__Exercise__: Locate each line below that includes "kitchen" and reproduce it.

-- BEGIN Data shown --

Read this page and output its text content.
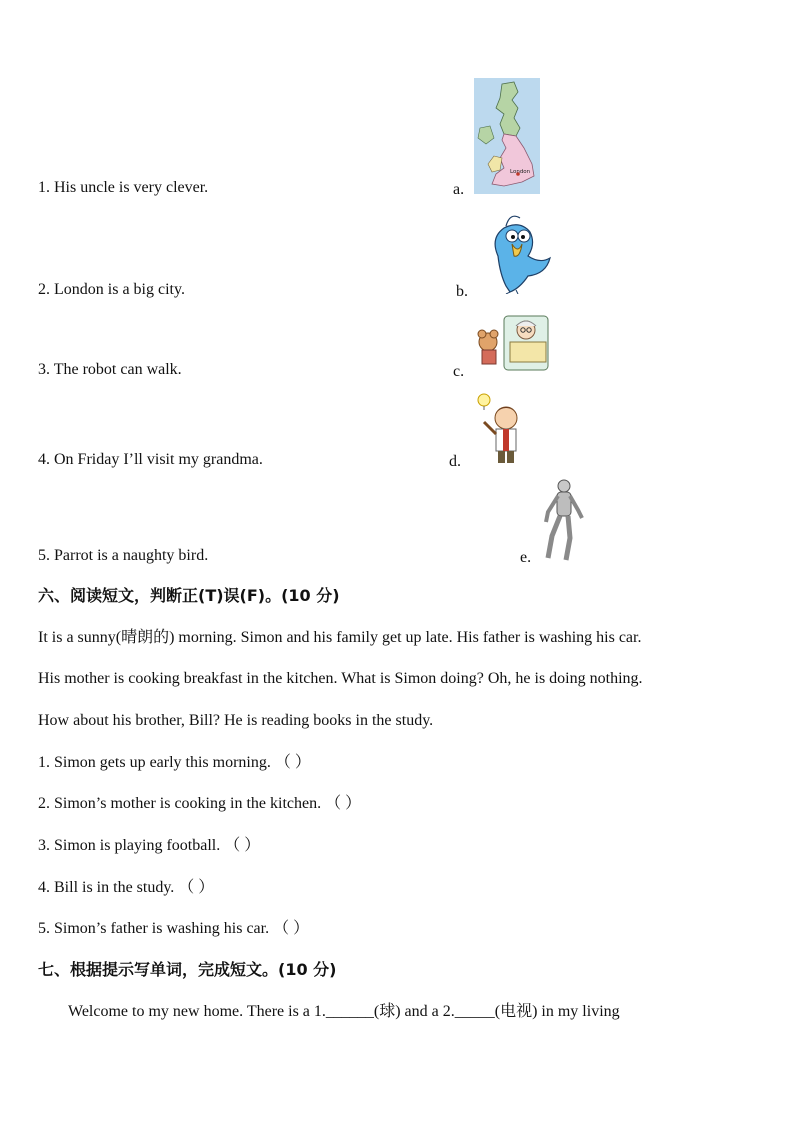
1. His uncle is very clever.
2. London is a big city.
3. The robot can walk.
4. On Friday I’ll visit my grandma.
5. Parrot is a naughty bird.
a.
b.
c.
d.
e.
London
六、阅读短文，判断正(T)误(F)。(10 分)
It is a sunny(晴朗的) morning. Simon and his family get up late. His father is washing his car.
His mother is cooking breakfast in the kitchen. What is Simon doing? Oh, he is doing nothing.
How about his brother, Bill? He is reading books in the study.
1. Simon gets up early this morning. （ ）
2. Simon’s mother is cooking in the kitchen. （ ）
3. Simon is playing football. （ ）
4. Bill is in the study. （ ）
5. Simon’s father is washing his car. （ ）
七、根据提示写单词，完成短文。(10 分)
Welcome to my new home. There is a 1.______(球) and a 2._____(电视) in my living
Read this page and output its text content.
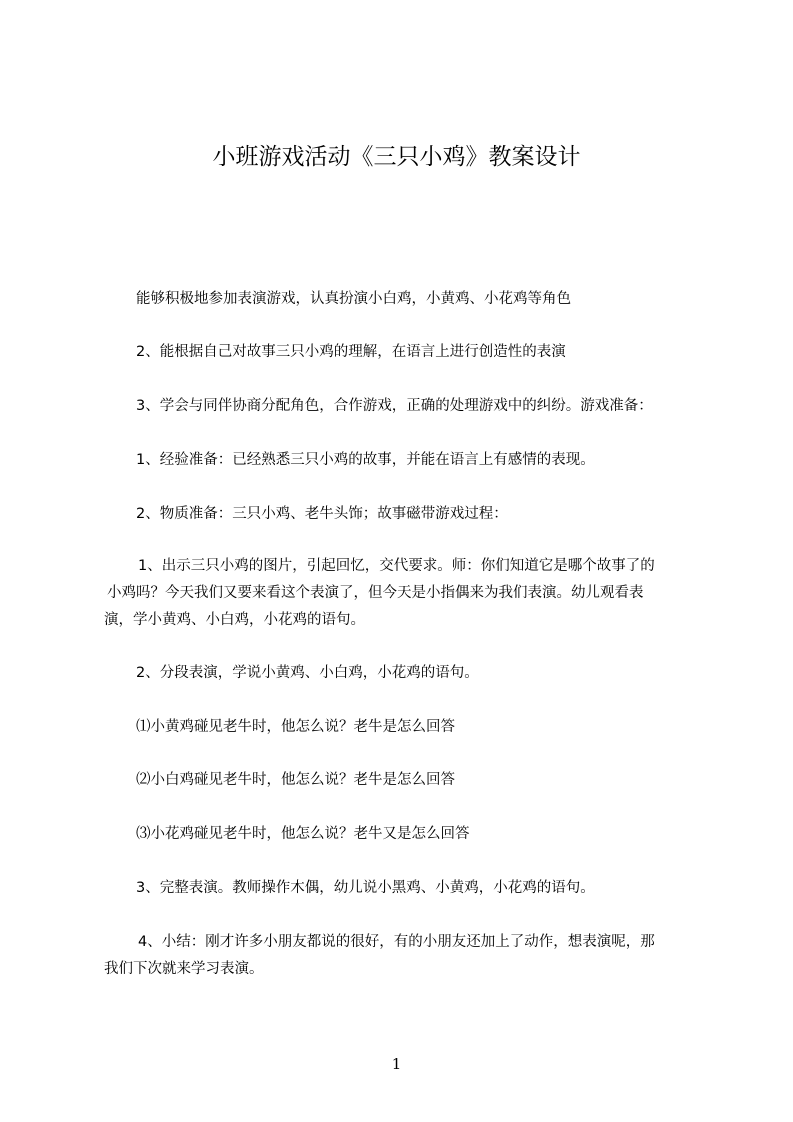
小班游戏活动《三只小鸡》教案设计
能够积极地参加表演游戏，认真扮演小白鸡，小黄鸡、小花鸡等角色
2、能根据自己对故事三只小鸡的理解，在语言上进行创造性的表演
3、学会与同伴协商分配角色，合作游戏，正确的处理游戏中的纠纷。游戏准备：
1、经验准备：已经熟悉三只小鸡的故事，并能在语言上有感情的表现。
2、物质准备：三只小鸡、老牛头饰；故事磁带游戏过程：
1、出示三只小鸡的图片，引起回忆，交代要求。师：你们知道它是哪个故事了的
小鸡吗？今天我们又要来看这个表演了，但今天是小指偶来为我们表演。幼儿观看表
演，学小黄鸡、小白鸡，小花鸡的语句。
2、分段表演，学说小黄鸡、小白鸡，小花鸡的语句。
⑴小黄鸡碰见老牛时，他怎么说？老牛是怎么回答
⑵小白鸡碰见老牛时，他怎么说？老牛是怎么回答
⑶小花鸡碰见老牛时，他怎么说？老牛又是怎么回答
3、完整表演。教师操作木偶，幼儿说小黑鸡、小黄鸡，小花鸡的语句。
4、小结：刚才许多小朋友都说的很好，有的小朋友还加上了动作，想表演呢，那
我们下次就来学习表演。
1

-- END Data shown --

__Right answer__:
His mother is cooking breakfast in the kitchen. What is Simon doing? Oh, he is doing nothing.
2. Simon’s mother is cooking in the kitchen. （ ）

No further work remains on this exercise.